▼

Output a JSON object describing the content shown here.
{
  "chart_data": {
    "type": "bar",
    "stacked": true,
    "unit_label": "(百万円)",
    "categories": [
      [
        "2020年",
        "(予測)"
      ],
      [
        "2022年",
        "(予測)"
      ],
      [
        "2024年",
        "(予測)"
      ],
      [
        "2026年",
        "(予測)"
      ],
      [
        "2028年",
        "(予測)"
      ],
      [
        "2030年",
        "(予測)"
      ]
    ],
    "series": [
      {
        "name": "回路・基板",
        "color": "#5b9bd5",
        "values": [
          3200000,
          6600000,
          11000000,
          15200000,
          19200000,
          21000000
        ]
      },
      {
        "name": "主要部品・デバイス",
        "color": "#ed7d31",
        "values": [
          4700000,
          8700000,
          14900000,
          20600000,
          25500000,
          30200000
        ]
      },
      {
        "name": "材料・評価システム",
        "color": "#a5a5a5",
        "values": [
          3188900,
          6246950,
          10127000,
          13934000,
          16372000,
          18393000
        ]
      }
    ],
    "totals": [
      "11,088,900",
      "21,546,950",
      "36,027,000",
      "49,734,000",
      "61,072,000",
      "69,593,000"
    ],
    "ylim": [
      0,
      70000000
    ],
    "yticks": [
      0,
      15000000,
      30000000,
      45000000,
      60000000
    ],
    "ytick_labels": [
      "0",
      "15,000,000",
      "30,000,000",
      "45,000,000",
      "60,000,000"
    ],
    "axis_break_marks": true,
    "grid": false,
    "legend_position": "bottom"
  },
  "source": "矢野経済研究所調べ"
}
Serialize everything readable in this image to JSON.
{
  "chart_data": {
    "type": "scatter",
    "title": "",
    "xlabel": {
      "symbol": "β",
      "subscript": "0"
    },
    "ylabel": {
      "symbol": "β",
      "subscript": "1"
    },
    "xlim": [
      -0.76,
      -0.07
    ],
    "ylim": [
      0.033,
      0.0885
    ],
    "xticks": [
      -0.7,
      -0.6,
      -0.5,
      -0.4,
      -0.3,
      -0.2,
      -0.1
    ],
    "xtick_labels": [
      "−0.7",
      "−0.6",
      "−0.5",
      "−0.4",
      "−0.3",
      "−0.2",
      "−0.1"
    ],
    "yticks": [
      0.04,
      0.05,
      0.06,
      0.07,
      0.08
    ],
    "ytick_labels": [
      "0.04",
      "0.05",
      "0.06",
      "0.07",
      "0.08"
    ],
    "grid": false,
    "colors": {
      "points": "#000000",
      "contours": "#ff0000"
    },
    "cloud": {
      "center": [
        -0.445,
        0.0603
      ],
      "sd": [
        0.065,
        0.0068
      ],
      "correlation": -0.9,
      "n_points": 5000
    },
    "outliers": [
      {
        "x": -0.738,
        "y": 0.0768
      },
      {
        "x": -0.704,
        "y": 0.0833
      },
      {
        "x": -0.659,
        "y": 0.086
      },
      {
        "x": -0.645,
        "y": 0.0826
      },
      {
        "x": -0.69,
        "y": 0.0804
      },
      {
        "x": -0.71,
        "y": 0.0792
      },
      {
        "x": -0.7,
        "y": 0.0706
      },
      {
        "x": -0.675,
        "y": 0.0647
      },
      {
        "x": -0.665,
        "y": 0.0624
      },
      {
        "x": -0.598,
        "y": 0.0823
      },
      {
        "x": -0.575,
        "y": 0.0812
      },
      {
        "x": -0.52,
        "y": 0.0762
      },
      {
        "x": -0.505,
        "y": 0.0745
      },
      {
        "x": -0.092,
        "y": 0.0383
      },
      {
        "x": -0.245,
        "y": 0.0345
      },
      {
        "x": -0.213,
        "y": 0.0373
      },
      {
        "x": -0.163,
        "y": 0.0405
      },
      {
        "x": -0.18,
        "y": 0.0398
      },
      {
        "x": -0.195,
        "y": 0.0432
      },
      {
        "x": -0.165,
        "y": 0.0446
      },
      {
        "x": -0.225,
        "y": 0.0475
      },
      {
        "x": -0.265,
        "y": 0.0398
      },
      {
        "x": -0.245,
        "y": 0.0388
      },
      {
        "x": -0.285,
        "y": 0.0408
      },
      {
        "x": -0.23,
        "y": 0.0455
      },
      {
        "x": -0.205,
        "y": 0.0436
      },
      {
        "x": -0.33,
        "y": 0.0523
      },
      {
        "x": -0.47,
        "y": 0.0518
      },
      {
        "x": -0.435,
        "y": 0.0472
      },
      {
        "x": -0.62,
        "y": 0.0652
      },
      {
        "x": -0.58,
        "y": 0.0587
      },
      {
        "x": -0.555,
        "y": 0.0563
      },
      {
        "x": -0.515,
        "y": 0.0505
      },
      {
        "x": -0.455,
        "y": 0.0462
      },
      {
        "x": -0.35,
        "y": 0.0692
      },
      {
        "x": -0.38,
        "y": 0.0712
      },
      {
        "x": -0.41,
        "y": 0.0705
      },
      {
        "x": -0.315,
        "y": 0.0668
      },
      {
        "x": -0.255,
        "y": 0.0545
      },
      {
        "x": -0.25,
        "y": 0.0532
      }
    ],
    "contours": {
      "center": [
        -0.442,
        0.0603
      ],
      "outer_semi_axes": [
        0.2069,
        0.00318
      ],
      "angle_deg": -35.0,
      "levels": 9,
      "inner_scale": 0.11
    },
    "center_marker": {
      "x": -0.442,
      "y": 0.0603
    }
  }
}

▲
▼

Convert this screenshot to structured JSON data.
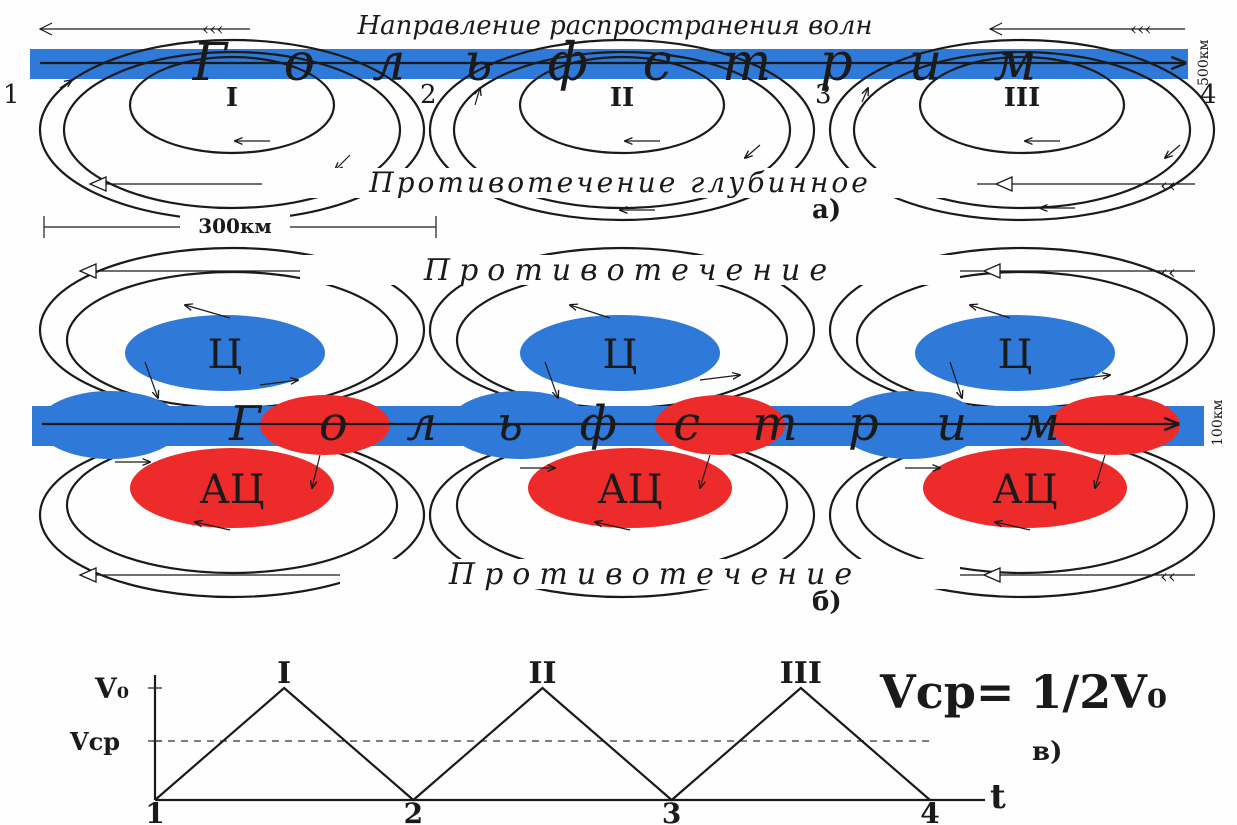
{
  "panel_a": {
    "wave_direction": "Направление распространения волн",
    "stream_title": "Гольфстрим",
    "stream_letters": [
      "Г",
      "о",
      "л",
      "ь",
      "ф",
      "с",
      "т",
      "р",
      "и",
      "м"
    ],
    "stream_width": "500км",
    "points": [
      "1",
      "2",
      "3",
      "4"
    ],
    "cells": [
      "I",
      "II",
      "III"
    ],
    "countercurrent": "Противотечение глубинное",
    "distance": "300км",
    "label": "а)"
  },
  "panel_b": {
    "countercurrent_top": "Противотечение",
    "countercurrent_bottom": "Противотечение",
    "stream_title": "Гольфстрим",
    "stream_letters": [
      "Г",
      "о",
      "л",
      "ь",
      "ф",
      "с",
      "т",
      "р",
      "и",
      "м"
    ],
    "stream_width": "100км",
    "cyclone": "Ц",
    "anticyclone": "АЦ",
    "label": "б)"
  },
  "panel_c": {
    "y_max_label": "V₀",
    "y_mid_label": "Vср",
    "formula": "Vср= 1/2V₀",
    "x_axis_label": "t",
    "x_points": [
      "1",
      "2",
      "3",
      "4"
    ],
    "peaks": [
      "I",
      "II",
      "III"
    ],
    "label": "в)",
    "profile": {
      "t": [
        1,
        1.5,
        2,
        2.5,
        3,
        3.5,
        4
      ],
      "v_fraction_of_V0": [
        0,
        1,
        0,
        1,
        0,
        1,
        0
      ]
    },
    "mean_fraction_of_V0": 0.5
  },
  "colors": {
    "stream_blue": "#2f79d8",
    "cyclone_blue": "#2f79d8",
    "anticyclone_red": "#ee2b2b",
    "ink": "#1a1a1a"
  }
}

▲

### Exercise
Using the entries above, return each line that includes the word "Противотечение".

### Exercise response
    "countercurrent": "Противотечение глубинное",
    "countercurrent_top": "Противотечение",
    "countercurrent_bottom": "Противотечение",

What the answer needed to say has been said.